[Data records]
========================
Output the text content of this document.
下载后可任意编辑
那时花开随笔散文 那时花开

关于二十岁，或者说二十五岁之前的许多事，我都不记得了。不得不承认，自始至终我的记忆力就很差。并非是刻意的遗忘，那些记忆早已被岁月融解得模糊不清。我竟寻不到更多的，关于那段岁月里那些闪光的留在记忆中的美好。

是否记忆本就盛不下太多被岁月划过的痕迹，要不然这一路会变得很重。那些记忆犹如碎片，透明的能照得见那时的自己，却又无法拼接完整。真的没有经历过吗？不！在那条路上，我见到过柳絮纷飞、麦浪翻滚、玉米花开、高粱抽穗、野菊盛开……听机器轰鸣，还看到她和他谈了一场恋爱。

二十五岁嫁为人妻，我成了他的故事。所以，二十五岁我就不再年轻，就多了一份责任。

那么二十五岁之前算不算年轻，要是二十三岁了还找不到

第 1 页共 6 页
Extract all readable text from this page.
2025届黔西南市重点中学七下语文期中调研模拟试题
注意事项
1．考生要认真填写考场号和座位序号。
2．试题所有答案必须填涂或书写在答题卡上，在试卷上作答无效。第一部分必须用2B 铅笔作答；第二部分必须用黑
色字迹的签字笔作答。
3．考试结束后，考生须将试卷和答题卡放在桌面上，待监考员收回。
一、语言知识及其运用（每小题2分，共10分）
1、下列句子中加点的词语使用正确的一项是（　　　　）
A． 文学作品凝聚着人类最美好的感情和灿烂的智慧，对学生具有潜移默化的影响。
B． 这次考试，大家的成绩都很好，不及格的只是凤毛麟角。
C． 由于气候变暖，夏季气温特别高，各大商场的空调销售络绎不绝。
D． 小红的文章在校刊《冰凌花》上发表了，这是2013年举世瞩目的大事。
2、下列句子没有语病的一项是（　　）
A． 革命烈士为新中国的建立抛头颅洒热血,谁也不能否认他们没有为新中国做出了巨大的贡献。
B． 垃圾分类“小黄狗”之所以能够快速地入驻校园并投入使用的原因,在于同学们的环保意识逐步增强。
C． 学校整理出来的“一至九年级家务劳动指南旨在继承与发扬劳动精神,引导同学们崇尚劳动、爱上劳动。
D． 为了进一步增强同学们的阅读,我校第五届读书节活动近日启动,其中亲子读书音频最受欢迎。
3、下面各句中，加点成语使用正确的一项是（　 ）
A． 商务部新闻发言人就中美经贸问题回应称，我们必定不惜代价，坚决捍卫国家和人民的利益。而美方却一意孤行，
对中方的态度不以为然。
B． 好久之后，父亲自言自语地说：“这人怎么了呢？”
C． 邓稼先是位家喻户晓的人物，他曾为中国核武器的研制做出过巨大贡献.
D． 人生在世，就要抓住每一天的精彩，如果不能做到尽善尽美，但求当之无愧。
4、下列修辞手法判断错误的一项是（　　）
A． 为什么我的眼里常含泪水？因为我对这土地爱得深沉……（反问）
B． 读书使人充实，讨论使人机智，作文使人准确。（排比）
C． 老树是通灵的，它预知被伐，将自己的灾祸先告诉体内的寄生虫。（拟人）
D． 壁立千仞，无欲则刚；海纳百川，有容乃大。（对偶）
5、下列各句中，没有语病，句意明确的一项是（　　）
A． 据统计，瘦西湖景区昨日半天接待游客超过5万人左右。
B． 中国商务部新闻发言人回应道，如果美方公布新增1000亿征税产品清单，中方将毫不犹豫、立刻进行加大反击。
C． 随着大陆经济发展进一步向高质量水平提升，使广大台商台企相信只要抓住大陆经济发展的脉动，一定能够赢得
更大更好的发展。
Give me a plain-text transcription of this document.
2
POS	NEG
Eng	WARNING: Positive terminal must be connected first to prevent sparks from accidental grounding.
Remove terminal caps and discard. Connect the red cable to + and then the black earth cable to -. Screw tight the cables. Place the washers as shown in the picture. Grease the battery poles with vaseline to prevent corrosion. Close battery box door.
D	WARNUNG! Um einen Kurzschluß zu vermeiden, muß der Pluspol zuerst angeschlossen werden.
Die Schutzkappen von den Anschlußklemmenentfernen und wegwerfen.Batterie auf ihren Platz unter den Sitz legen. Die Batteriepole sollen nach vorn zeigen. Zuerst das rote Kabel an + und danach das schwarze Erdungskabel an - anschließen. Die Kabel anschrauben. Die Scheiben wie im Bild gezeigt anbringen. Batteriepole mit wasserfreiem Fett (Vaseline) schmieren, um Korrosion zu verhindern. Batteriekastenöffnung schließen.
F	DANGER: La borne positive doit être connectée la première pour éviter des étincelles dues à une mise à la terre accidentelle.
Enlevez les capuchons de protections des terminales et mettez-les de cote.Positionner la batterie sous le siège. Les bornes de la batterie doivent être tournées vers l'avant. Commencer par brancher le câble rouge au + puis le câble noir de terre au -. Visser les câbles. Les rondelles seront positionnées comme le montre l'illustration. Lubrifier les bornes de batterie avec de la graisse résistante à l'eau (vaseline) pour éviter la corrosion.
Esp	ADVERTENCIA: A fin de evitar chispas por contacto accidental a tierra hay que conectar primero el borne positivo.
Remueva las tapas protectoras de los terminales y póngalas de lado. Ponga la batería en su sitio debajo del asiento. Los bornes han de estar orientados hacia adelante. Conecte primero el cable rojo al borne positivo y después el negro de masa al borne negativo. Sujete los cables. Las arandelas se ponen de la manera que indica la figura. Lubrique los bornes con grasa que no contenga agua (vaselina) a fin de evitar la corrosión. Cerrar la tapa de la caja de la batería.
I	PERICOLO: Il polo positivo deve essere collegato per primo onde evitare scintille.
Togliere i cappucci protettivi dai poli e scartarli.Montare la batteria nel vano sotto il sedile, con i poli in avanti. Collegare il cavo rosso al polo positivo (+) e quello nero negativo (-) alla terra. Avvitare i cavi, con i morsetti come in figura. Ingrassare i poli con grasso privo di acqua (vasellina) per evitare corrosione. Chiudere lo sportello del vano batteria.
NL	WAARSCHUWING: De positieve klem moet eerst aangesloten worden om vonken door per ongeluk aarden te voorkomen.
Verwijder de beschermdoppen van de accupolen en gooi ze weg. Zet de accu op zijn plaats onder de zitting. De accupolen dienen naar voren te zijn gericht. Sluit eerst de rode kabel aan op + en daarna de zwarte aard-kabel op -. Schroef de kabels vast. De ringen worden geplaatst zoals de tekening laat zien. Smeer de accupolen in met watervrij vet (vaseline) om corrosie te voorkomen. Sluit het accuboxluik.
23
========================
• _Written exercise_
Search the listing for the word "text". Copy every line in which it occurs.

• _Task output_
Output the text content of this document.
Extract all readable text from this page.
Give me a plain-text transcription of this document.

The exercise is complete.